----- DATA SHOWN
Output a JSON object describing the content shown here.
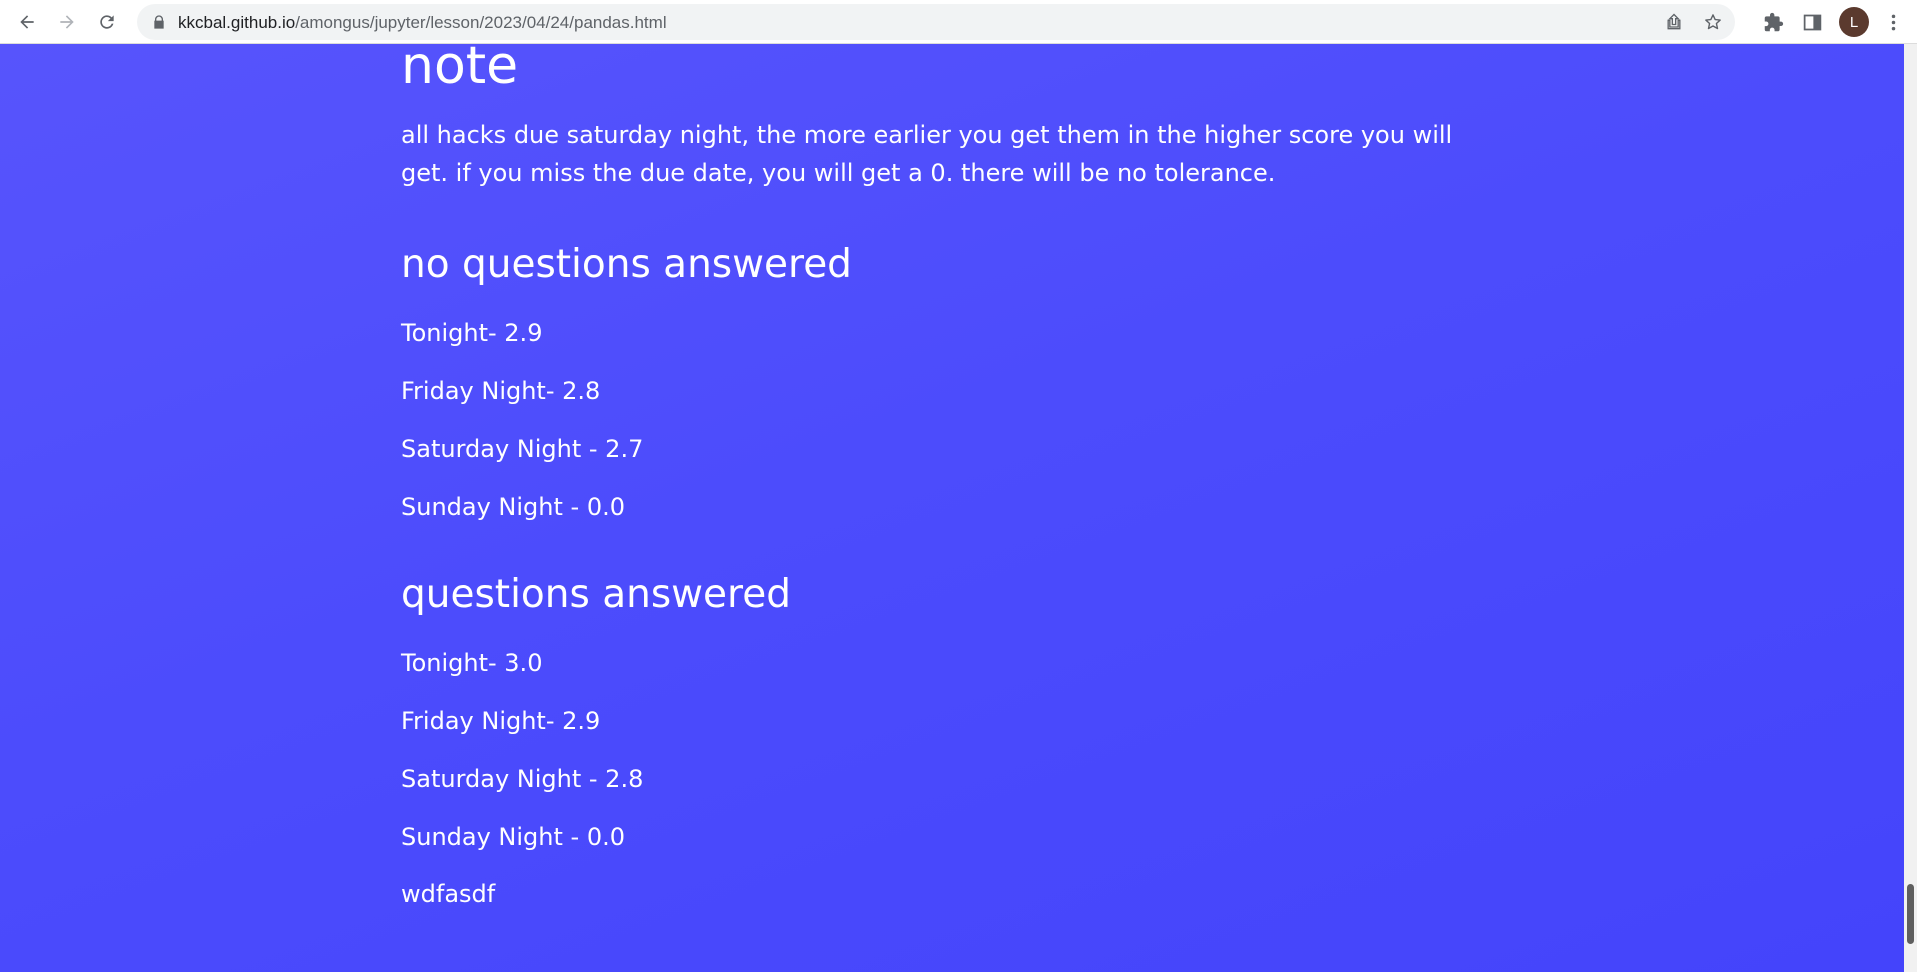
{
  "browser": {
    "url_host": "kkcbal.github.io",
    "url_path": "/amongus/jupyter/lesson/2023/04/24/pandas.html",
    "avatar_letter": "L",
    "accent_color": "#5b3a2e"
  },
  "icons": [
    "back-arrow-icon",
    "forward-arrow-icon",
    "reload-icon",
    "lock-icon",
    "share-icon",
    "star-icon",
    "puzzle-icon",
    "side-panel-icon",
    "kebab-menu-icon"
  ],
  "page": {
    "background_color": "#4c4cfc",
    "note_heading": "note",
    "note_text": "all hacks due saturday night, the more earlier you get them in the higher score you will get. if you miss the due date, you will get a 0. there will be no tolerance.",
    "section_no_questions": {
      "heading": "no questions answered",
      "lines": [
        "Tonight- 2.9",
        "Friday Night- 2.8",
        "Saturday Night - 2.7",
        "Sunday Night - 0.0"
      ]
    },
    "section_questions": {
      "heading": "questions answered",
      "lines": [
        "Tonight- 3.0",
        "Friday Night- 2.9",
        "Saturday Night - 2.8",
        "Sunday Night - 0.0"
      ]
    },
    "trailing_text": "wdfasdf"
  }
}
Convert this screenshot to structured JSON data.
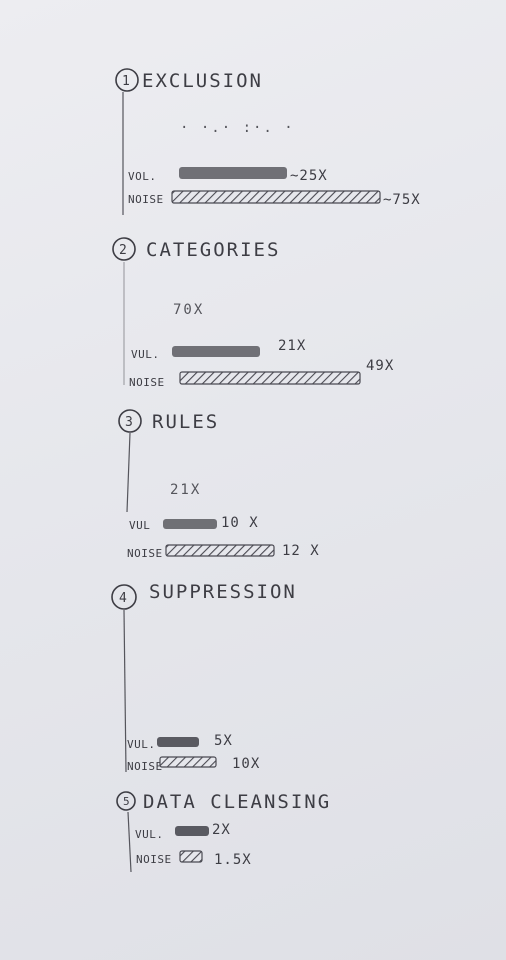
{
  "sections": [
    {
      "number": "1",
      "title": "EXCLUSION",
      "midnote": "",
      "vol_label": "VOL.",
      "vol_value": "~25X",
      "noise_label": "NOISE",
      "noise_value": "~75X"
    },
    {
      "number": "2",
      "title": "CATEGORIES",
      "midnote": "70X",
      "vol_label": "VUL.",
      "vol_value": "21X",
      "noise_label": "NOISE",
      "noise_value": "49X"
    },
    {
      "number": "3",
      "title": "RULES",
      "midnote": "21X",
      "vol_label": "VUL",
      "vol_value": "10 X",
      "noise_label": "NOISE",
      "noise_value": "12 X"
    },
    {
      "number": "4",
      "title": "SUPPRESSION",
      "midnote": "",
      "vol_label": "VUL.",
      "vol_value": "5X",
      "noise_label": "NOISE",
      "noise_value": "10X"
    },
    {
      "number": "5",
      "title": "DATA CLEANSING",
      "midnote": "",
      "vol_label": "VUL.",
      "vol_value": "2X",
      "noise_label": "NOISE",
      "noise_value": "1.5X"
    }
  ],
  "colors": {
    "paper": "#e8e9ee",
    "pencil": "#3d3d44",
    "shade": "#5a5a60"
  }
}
----------
REQUIRED TASK. Give every line back word for word and leave the pictures out.

COMPLETE OUTPUT.
Output a JSON object describing the content shown here.
{
  "browser": {
    "url_host": "kkcbal.github.io",
    "url_path": "/amongus/jupyter/lesson/2023/04/24/pandas.html",
    "avatar_letter": "L",
    "accent_color": "#5b3a2e"
  },
  "icons": [
    "back-arrow-icon",
    "forward-arrow-icon",
    "reload-icon",
    "lock-icon",
    "share-icon",
    "star-icon",
    "puzzle-icon",
    "side-panel-icon",
    "kebab-menu-icon"
  ],
  "page": {
    "background_color": "#4c4cfc",
    "note_heading": "note",
    "note_text": "all hacks due saturday night, the more earlier you get them in the higher score you will get. if you miss the due date, you will get a 0. there will be no tolerance.",
    "section_no_questions": {
      "heading": "no questions answered",
      "lines": [
        "Tonight- 2.9",
        "Friday Night- 2.8",
        "Saturday Night - 2.7",
        "Sunday Night - 0.0"
      ]
    },
    "section_questions": {
      "heading": "questions answered",
      "lines": [
        "Tonight- 3.0",
        "Friday Night- 2.9",
        "Saturday Night - 2.8",
        "Sunday Night - 0.0"
      ]
    },
    "trailing_text": "wdfasdf"
  }
}
Convert this screenshot to structured JSON data.
{
  "sections": [
    {
      "number": "1",
      "title": "EXCLUSION",
      "midnote": "",
      "vol_label": "VOL.",
      "vol_value": "~25X",
      "noise_label": "NOISE",
      "noise_value": "~75X"
    },
    {
      "number": "2",
      "title": "CATEGORIES",
      "midnote": "70X",
      "vol_label": "VUL.",
      "vol_value": "21X",
      "noise_label": "NOISE",
      "noise_value": "49X"
    },
    {
      "number": "3",
      "title": "RULES",
      "midnote": "21X",
      "vol_label": "VUL",
      "vol_value": "10 X",
      "noise_label": "NOISE",
      "noise_value": "12 X"
    },
    {
      "number": "4",
      "title": "SUPPRESSION",
      "midnote": "",
      "vol_label": "VUL.",
      "vol_value": "5X",
      "noise_label": "NOISE",
      "noise_value": "10X"
    },
    {
      "number": "5",
      "title": "DATA CLEANSING",
      "midnote": "",
      "vol_label": "VUL.",
      "vol_value": "2X",
      "noise_label": "NOISE",
      "noise_value": "1.5X"
    }
  ],
  "colors": {
    "paper": "#e8e9ee",
    "pencil": "#3d3d44",
    "shade": "#5a5a60"
  }
}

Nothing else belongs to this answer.